"""

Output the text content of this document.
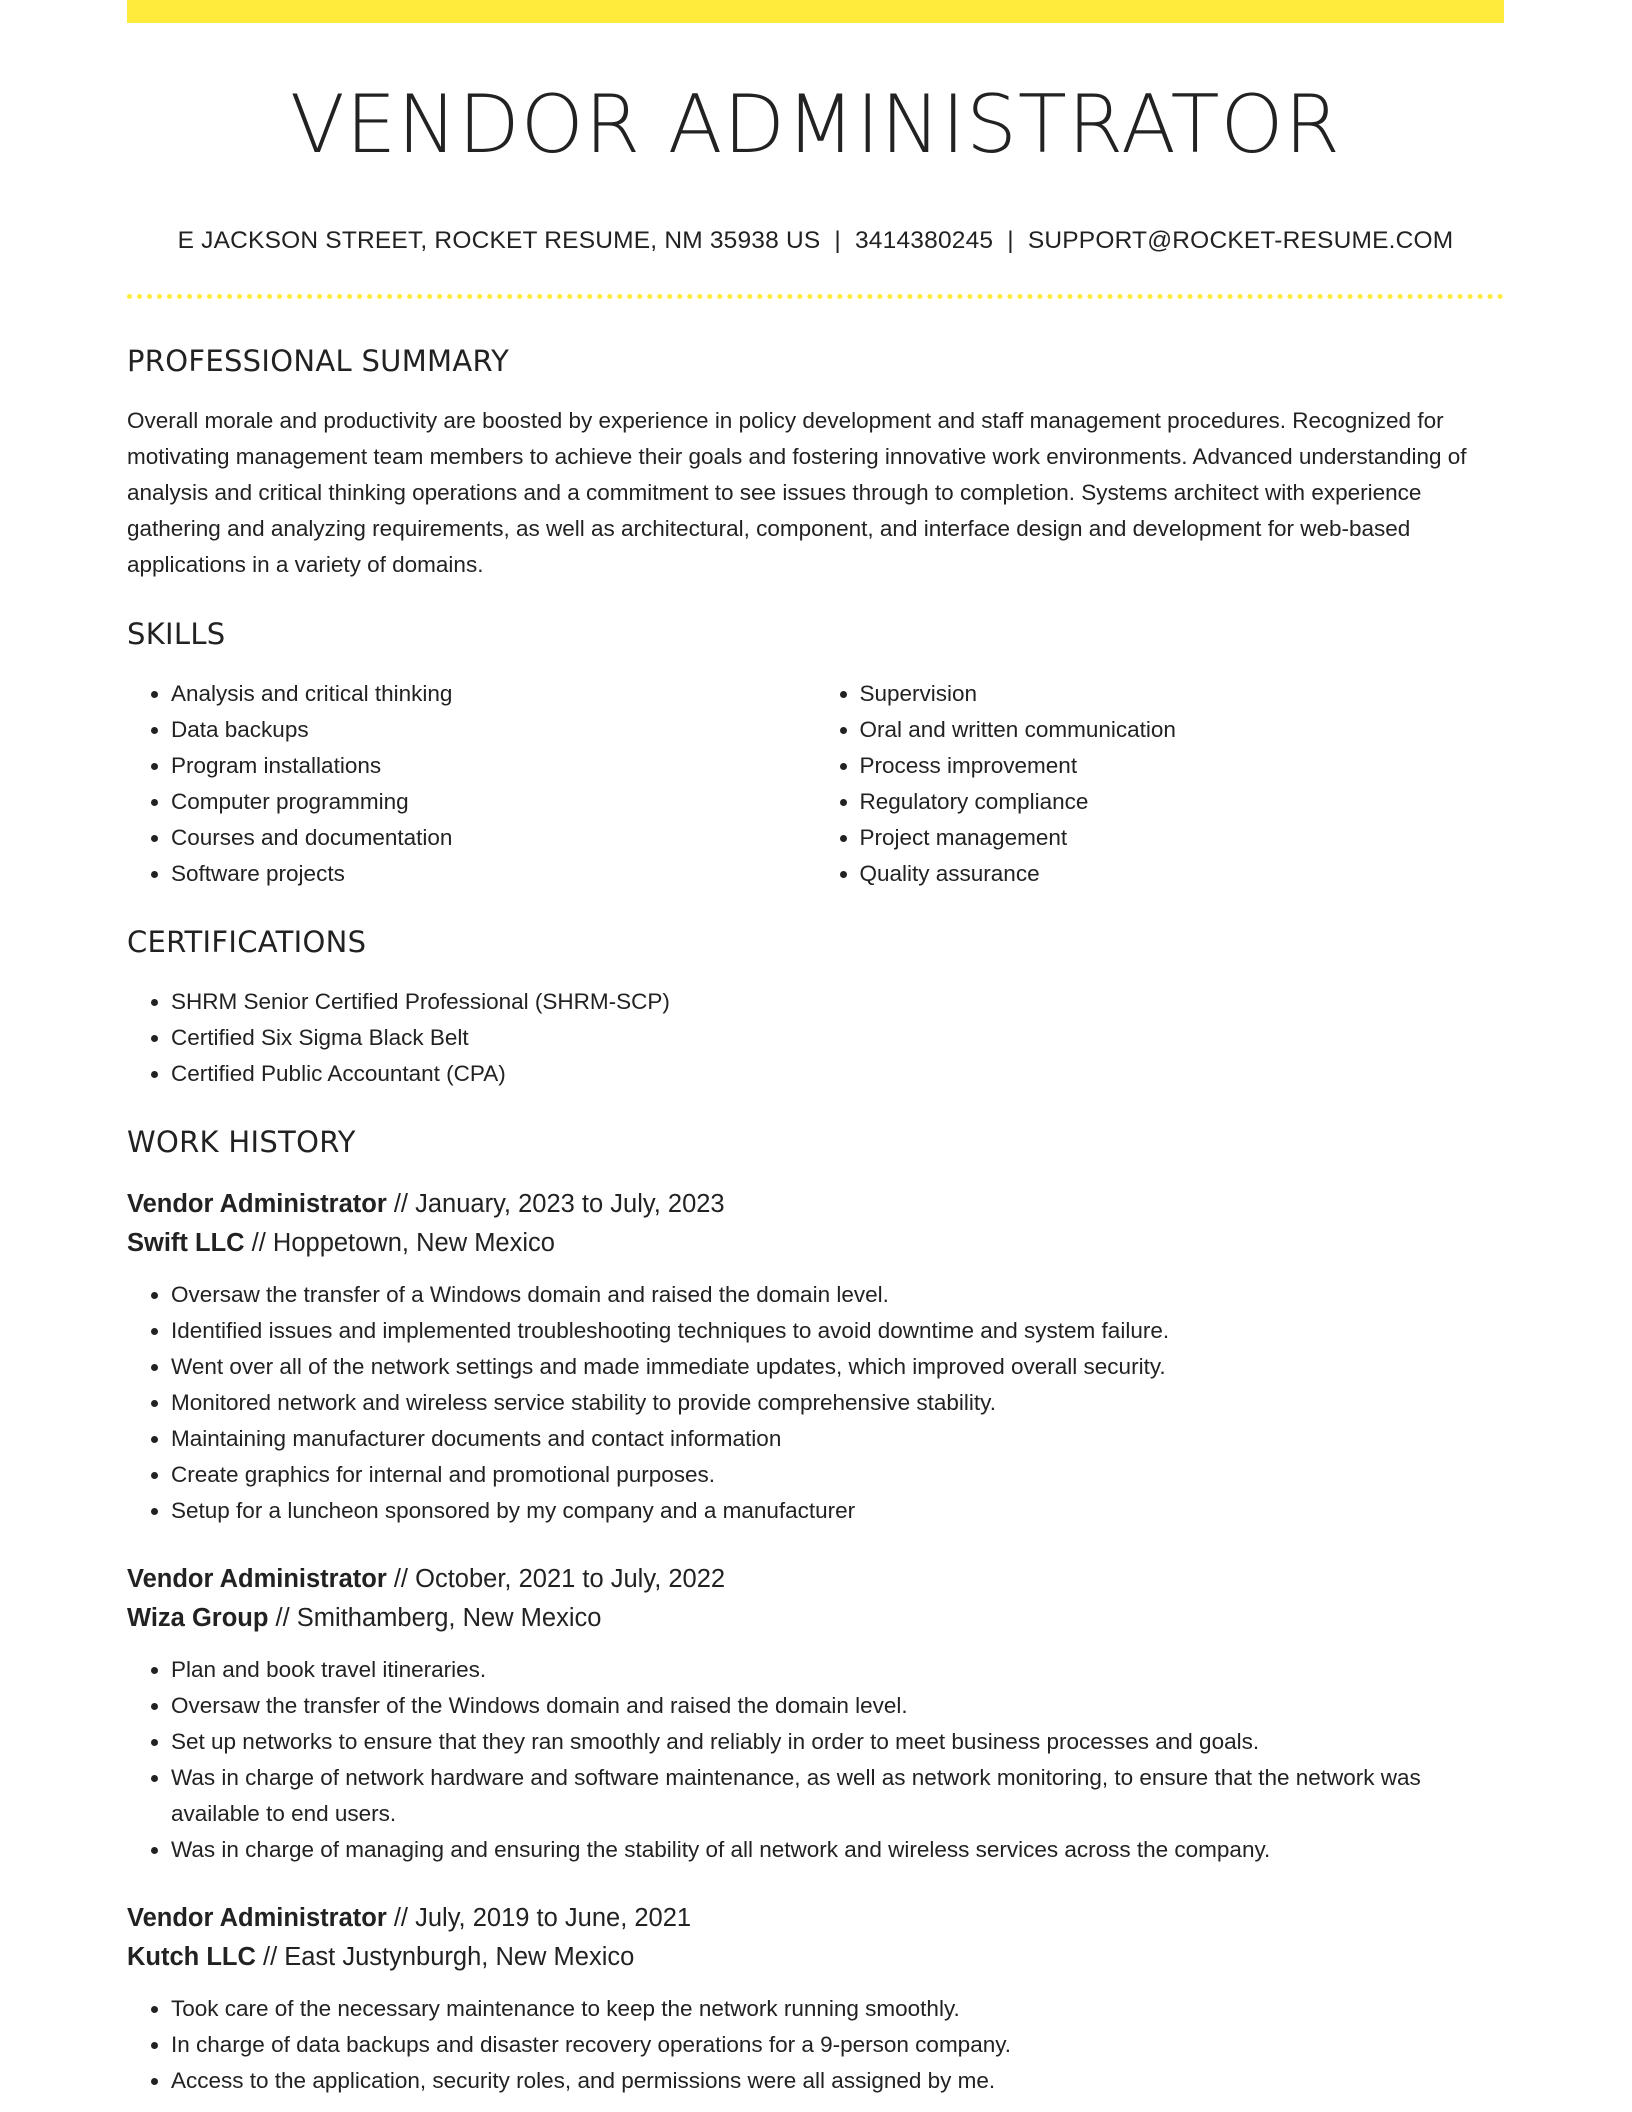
VENDOR ADMINISTRATOR
E JACKSON STREET, ROCKET RESUME, NM 35938 US | 3414380245 | SUPPORT@ROCKET-RESUME.COM
PROFESSIONAL SUMMARY

Overall morale and productivity are boosted by experience in policy development and staff management procedures. Recognized for motivating management team members to achieve their goals and fostering innovative work environments. Advanced understanding of analysis and critical thinking operations and a commitment to see issues through to completion. Systems architect with experience gathering and analyzing requirements, as well as architectural, component, and interface design and development for web-based applications in a variety of domains.

SKILLS
• Analysis and critical thinking
• Data backups
• Program installations
• Computer programming
• Courses and documentation
• Software projects
• Supervision
• Oral and written communication
• Process improvement
• Regulatory compliance
• Project management
• Quality assurance
CERTIFICATIONS
• SHRM Senior Certified Professional (SHRM-SCP)
• Certified Six Sigma Black Belt
• Certified Public Accountant (CPA)
WORK HISTORY
Vendor Administrator // January, 2023 to July, 2023
Swift LLC // Hoppetown, New Mexico
• Oversaw the transfer of a Windows domain and raised the domain level.
• Identified issues and implemented troubleshooting techniques to avoid downtime and system failure.
• Went over all of the network settings and made immediate updates, which improved overall security.
• Monitored network and wireless service stability to provide comprehensive stability.
• Maintaining manufacturer documents and contact information
• Create graphics for internal and promotional purposes.
• Setup for a luncheon sponsored by my company and a manufacturer
Vendor Administrator // October, 2021 to July, 2022
Wiza Group // Smithamberg, New Mexico
• Plan and book travel itineraries.
• Oversaw the transfer of the Windows domain and raised the domain level.
• Set up networks to ensure that they ran smoothly and reliably in order to meet business processes and goals.
• Was in charge of network hardware and software maintenance, as well as network monitoring, to ensure that the network was available to end users.
• Was in charge of managing and ensuring the stability of all network and wireless services across the company.
Vendor Administrator // July, 2019 to June, 2021
Kutch LLC // East Justynburgh, New Mexico
• Took care of the necessary maintenance to keep the network running smoothly.
• In charge of data backups and disaster recovery operations for a 9-person company.
• Access to the application, security roles, and permissions were all assigned by me.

"""

» Objective:
Report each line in the preceding entries that holds the string "well".

» Solution:
Overall morale and productivity are boosted by experience in policy development and staff management procedures. Recognized for motivating management team members to achieve their goals and fostering innovative work environments. Advanced understanding of analysis and critical thinking operations and a commitment to see issues through to completion. Systems architect with experience gathering and analyzing requirements, as well as architectural, component, and interface design and development for web-based applications in a variety of domains.
• Was in charge of network hardware and software maintenance, as well as network monitoring, to ensure that the network was available to end users.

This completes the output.